Read the records and gather each line that includes "this".
※ ※ ※
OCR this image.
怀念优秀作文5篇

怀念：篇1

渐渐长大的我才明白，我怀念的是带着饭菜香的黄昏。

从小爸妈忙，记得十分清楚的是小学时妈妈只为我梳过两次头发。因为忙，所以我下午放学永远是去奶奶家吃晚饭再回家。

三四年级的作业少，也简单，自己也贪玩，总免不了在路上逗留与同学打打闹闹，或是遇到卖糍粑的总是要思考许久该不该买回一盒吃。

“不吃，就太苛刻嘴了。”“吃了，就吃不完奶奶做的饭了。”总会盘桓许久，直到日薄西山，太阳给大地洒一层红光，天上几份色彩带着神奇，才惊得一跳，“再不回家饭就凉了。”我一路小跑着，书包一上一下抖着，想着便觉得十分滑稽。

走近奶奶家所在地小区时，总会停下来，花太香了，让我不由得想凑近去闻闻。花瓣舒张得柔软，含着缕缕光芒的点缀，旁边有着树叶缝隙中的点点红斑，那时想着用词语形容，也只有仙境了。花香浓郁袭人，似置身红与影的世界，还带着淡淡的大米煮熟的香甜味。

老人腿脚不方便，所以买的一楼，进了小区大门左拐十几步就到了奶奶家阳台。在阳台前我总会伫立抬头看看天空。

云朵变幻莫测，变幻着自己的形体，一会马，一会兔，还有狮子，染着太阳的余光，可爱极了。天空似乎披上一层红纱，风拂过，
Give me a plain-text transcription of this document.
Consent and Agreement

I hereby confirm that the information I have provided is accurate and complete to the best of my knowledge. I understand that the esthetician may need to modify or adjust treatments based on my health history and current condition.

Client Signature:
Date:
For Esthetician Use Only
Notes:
※ ※ ※
IN RESPONSE
OCR this image.
Give me a plain-text transcription of this document.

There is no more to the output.